Text:
Wednesday, February 25, 2009

North Beach Extravaganza!

Last Wednesday my ESF class embarked on our first of six planned field trips, destination—North Beach. Our group, 18 in all, met at City Lights Bookstore, a haven for tourists and city dwellers alike. City Lights is not only one of the most famous bookstores and publishers in the country, but it is also home to the poets of the Beat generation.

Drawn by the bohemian atmosphere, the beat generation began around 1950 with Jack Karouac, Alan Ginsberg, Neil Cassady, and Willian S. Burroughs in New York but the beat movement really took root in San Francisco’s North Beach neighborhood which provided inexpensive housing and beat hangouts like Vesuvio Café. The literary epicenter of the Beat movement was City Lights Booksellers and Publications who published Alan Ginsberg’s famous poem “Howl.” The beat author reading at the Six Gallery in San Francisco, along with an article, written by Karouac’s friend John Clellon Homes for the New York Times Magazine, dubbed “This is the Beat Generation” and by the late 1950s beats were flocking to San Francisco’s North Beach neighborhood.

What is expected: Continue the account of the class field trip to North Beach, picking up after its final sentence.

Material:

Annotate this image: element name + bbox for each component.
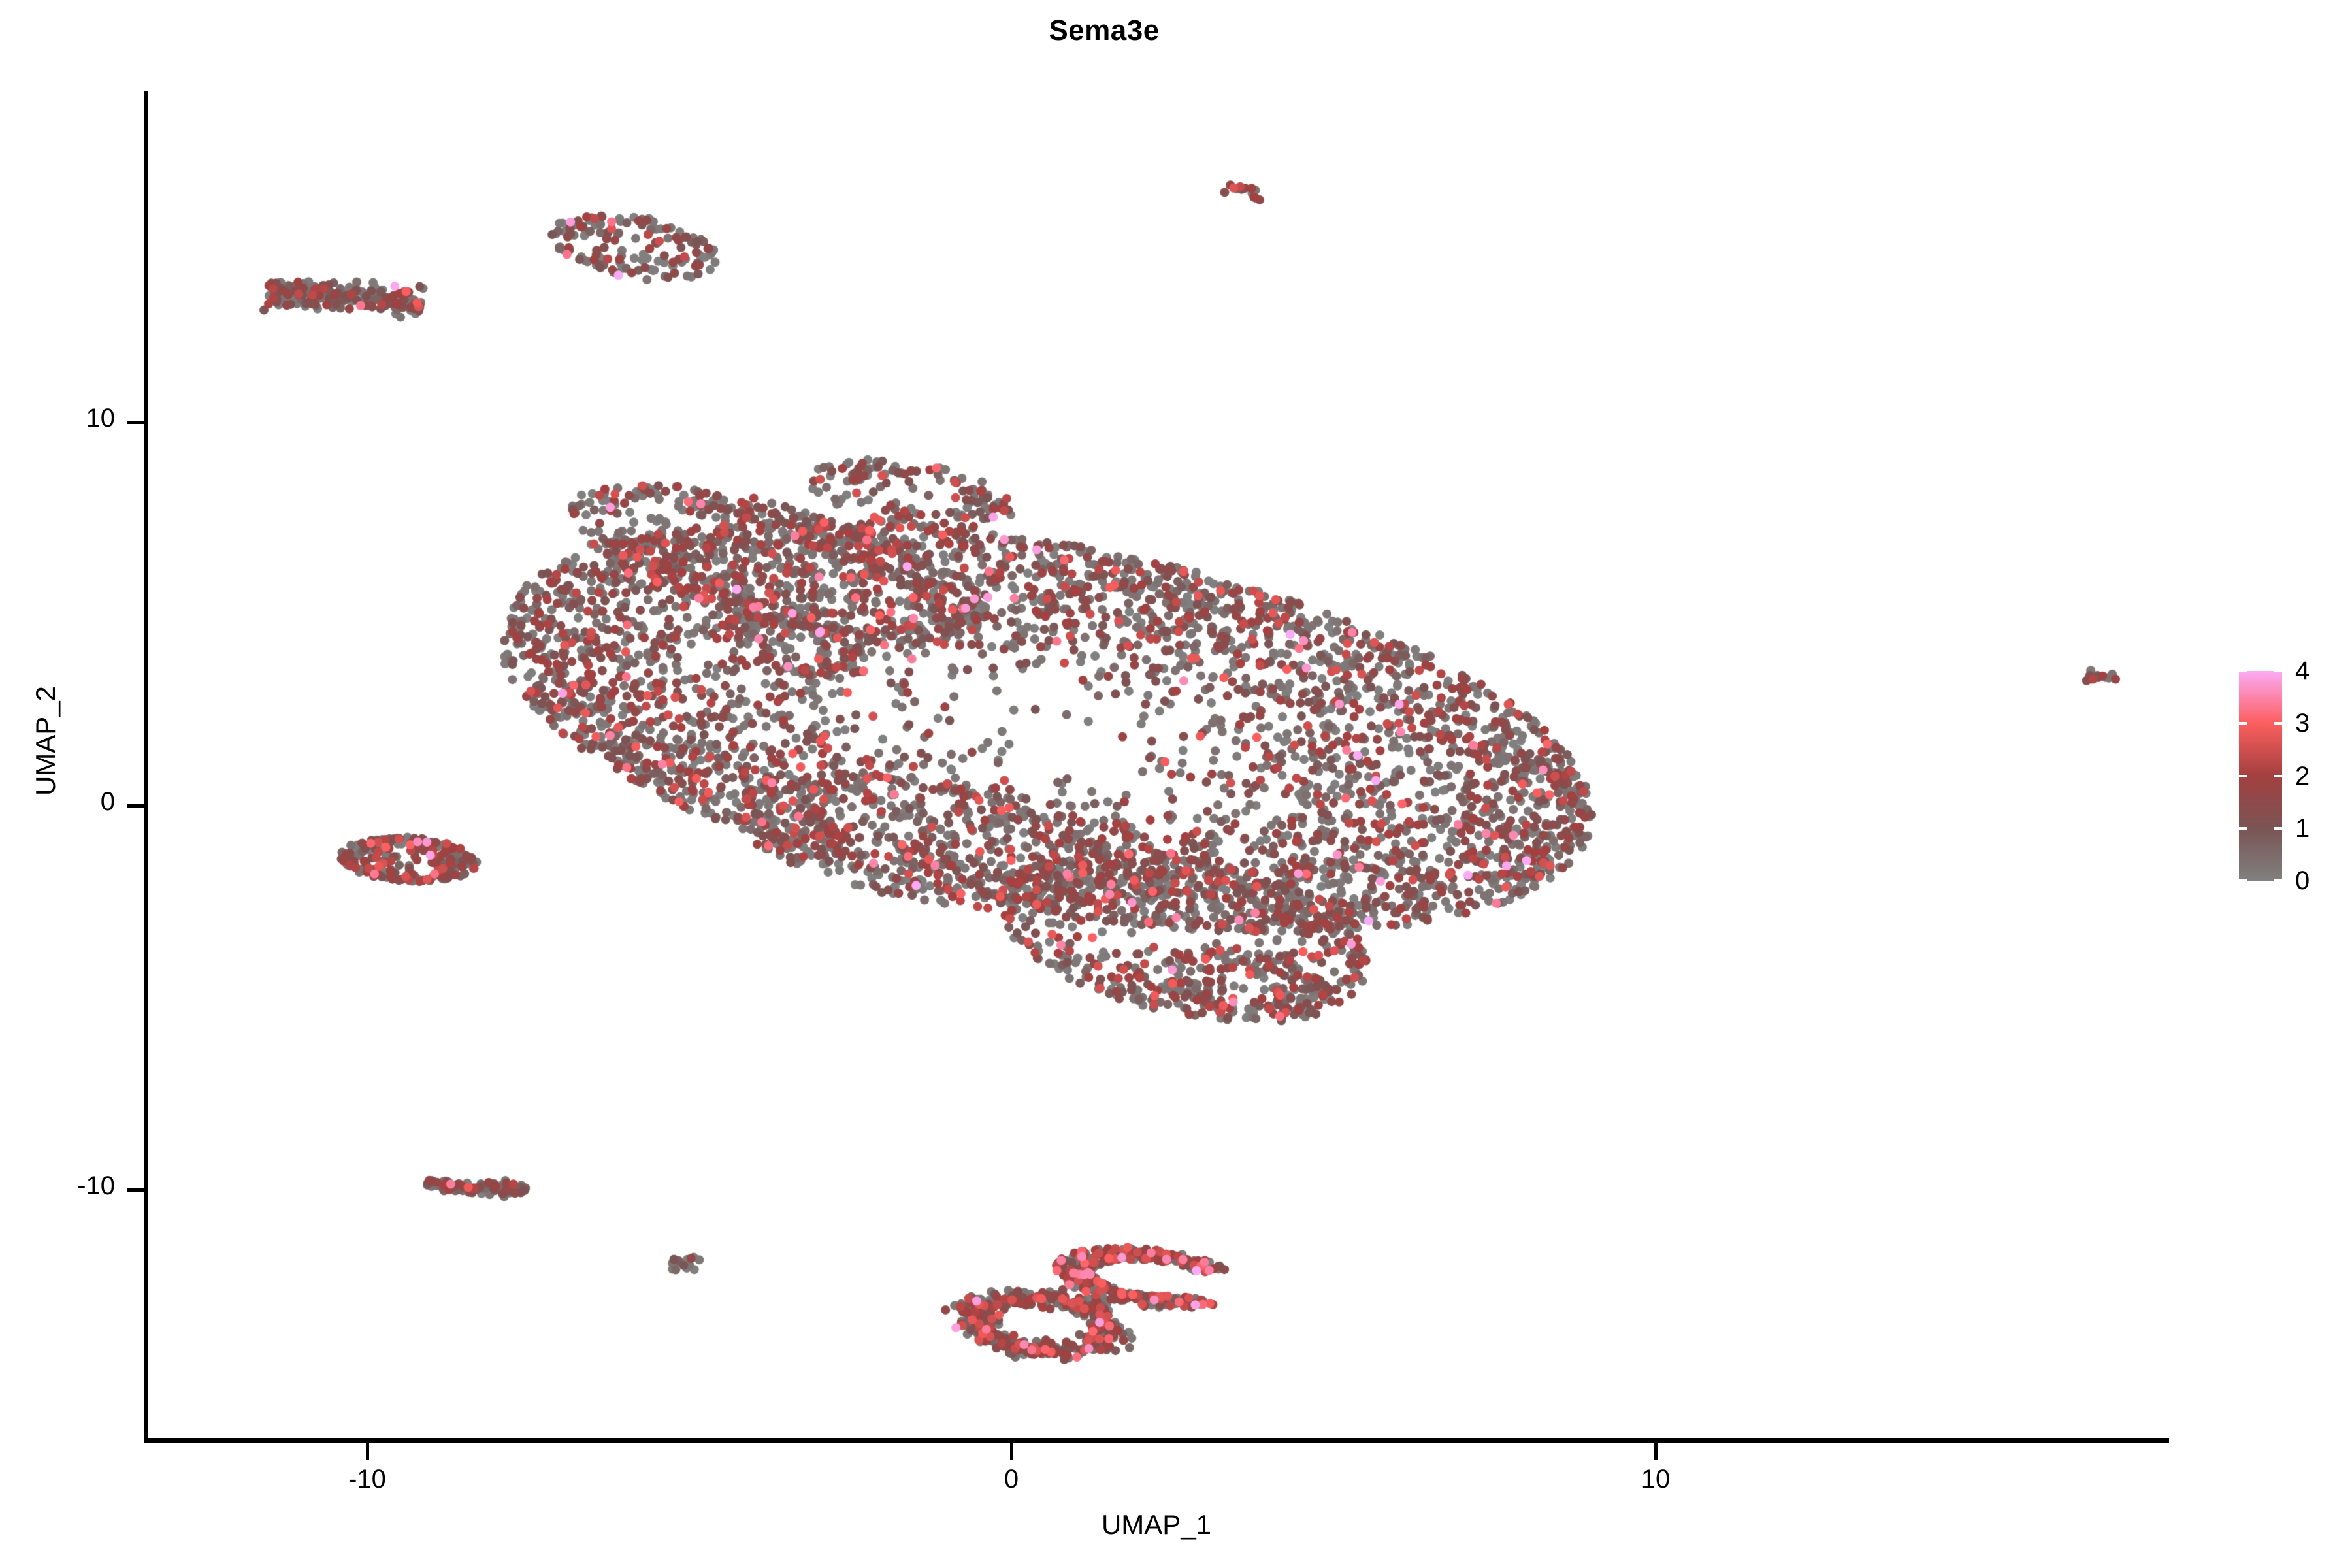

Exercise result:
We strolled down Broadway Street, the main drag in North Beach, toward the chosen restaurant, Bocce Café. Cameras and notebooks in hand, I don’t doubt we looked like a bunch of tourists, which we most definitely are not. As we approached the restaurant hundreds of tiny flashes illuminated the storefront from the cameras of excited media students searching for the best angle.
An Italian flag door and enchanting walkway, lined with beautifully groomed trees and tiny white lights, led up to what we hoped would be the authentic North Beach destination we were looking for. The wooden sign, decorated with grapes and vines, should have served as an early warning to the inauthenticity of the meal, as there is a shocking resemblance to the sign at Olive Garden.

Our gaping table lined the far wall of a nearly empty restaurant. The ambiance of Bocce far outweighed the taste of the penne I ordered, but maybe I’m being unfair. Beautiful mirrors, old bottles of wine, dried garlic and peppers, and wood beams created a wonderful atmosphere. The table was buzzing with conversation as we ordered, ate delicious Italian bread, drank some cheap white wine, and waited in anticipation for the meal we were about to dissect.

When my penne with fresh tomatoes and roasted garlic arrived, I was thrilled, as I had fasted all day in preparation for my Italian feast. Maybe it’s an American thing (which the movie our class watched, Big Night, suggested cheese is), but as soon as my plate was set in front of me, I began searching for the fresh Parmesan cheese. Much to my dismay, the cheese was not fresh my any means, but was crumbled processed cheese, most likely from a nearby supermarket.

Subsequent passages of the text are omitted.